> _Exercise prompt_
In your copy, leave out the pictures; write out all the data exactly.

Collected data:
============================================================

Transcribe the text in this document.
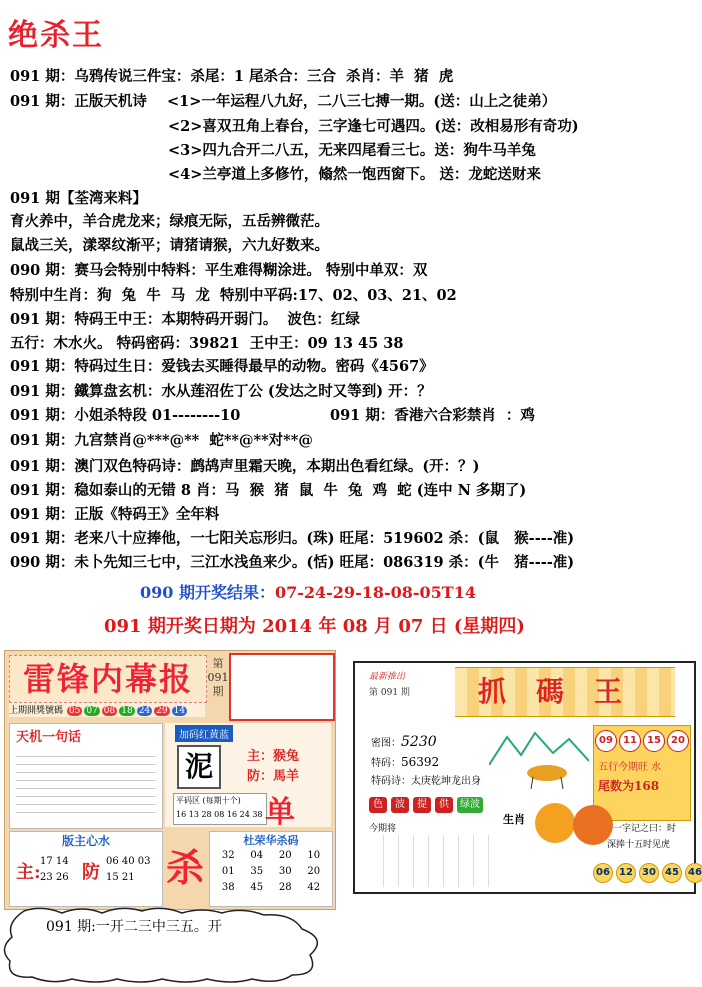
绝杀王
091 期：乌鸦传说三件宝：杀尾：1 尾杀合：三合  杀肖：羊  猪  虎
091 期：正版天机诗    <1>一年运程八九好，二八三七搏一期。(送：山上之徒弟）
<2>喜双丑角上春台，三字逢七可遇四。(送：改相易形有奇功)
<3>四九合开二八五，无来四尾看三七。送：狗牛马羊兔
<4>兰亭道上多修竹，翛然一饱西窗下。 送：龙蛇送财来
091 期【荃湾来料】
育火养中，羊合虎龙来；绿痕无际，五岳辨微茫。
鼠战三关，漾翠纹渐平；请猪请猴，六九好数来。
090 期：赛马会特别中特料：平生难得糊涂进。 特别中单双：双
特别中生肖：狗  兔  牛  马  龙  特别中平码:17、02、03、21、02
091 期：特码王中王：本期特码开弱门。  波色：红绿
五行：木水火。 特码密码：39821  王中王：09 13 45 38
091 期：特码过生日：爱钱去买睡得最早的动物。密码《4567》
091 期：鐵算盘玄机：水从莲沼佐丁公 (发达之时又等到) 开：？
091 期：小姐杀特段 01--------10	091 期：香港六合彩禁肖  ：鸡
091 期：九宫禁肖@***@**  蛇**@**对**@
091 期：澳门双色特码诗：鹧鸪声里霜天晚，本期出色看红绿。(开：？)
091 期：稳如泰山的无错 8 肖：马  猴  猪  鼠  牛  兔  鸡  蛇 (连中 N 多期了)
091 期：正版《特码王》全年料
091 期：老来八十应捧他，一七阳关忘形归。(珠) 旺尾：519602 杀：(鼠   猴----准)
090 期：未卜先知三七中，三江水浅鱼来少。(恬) 旺尾：086319 杀：(牛   猪----准)
090 期开奖结果：07-24-29-18-08-05T14
091 期开奖日期为 2014 年 08 月 07 日 (星期四)
雷锋内幕报	第
091
期
上期開獎號碼 05 07 08 18 24 29 14
天机一句话	加码红黄蓝
泥	主：猴兔
防：馬羊
平码区 (每期十个)
16 13 28 08 16 24 38 单
版主心水
主:
17 14 23 26 防
06 40 03 15 21 杀
杜荣华杀码
32	04	20	10
01	35	30	20
38	45	28	42
最新推出
第 091 期	抓碼王
密图：5230
特码：56392
特码诗：太庚乾坤龙出身
09	11	15	20
五行今期旺 水
尾数为168
色	波	提	供	绿波
今期将
生肖
一字记之曰：时
深捧十五时见虎
06 12 30 45 46
091 期:一开二三中三五。开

============================================================

> _Exercise result_
Transcribe the text in this document.
绝杀王
091 期：乌鸦传说三件宝：杀尾：1 尾杀合：三合  杀肖：羊  猪  虎
091 期：正版天机诗    <1>一年运程八九好，二八三七搏一期。(送：山上之徒弟）
<2>喜双丑角上春台，三字逢七可遇四。(送：改相易形有奇功)
<3>四九合开二八五，无来四尾看三七。送：狗牛马羊兔
<4>兰亭道上多修竹，翛然一饱西窗下。 送：龙蛇送财来
091 期【荃湾来料】
育火养中，羊合虎龙来；绿痕无际，五岳辨微茫。
鼠战三关，漾翠纹渐平；请猪请猴，六九好数来。
090 期：赛马会特别中特料：平生难得糊涂进。 特别中单双：双
特别中生肖：狗  兔  牛  马  龙  特别中平码:17、02、03、21、02
091 期：特码王中王：本期特码开弱门。  波色：红绿
五行：木水火。 特码密码：39821  王中王：09 13 45 38
091 期：特码过生日：爱钱去买睡得最早的动物。密码《4567》
091 期：鐵算盘玄机：水从莲沼佐丁公 (发达之时又等到) 开：？
091 期：小姐杀特段 01--------10	091 期：香港六合彩禁肖  ：鸡
091 期：九宫禁肖@***@**  蛇**@**对**@
091 期：澳门双色特码诗：鹧鸪声里霜天晚，本期出色看红绿。(开：？)
091 期：稳如泰山的无错 8 肖：马  猴  猪  鼠  牛  兔  鸡  蛇 (连中 N 多期了)
091 期：正版《特码王》全年料
091 期：老来八十应捧他，一七阳关忘形归。(珠) 旺尾：519602 杀：(鼠   猴----准)
090 期：未卜先知三七中，三江水浅鱼来少。(恬) 旺尾：086319 杀：(牛   猪----准)
090 期开奖结果：07-24-29-18-08-05T14
091 期开奖日期为 2014 年 08 月 07 日 (星期四)
雷锋内幕报	第
091
期
上期開獎號碼 05 07 08 18 24 29 14
天机一句话	加码红黄蓝
泥	主：猴兔
防：馬羊
平码区 (每期十个)
16 13 28 08 16 24 38 单
版主心水
主:
17 14 23 26 防
06 40 03 15 21 杀
杜荣华杀码
32	04	20	10
01	35	30	20
38	45	28	42
最新推出
第 091 期	抓碼王
密图：5230
特码：56392
特码诗：太庚乾坤龙出身
09	11	15	20
五行今期旺 水
尾数为168
色	波	提	供	绿波
今期将
生肖
一字记之曰：时
深捧十五时见虎
06 12 30 45 46
091 期:一开二三中三五。开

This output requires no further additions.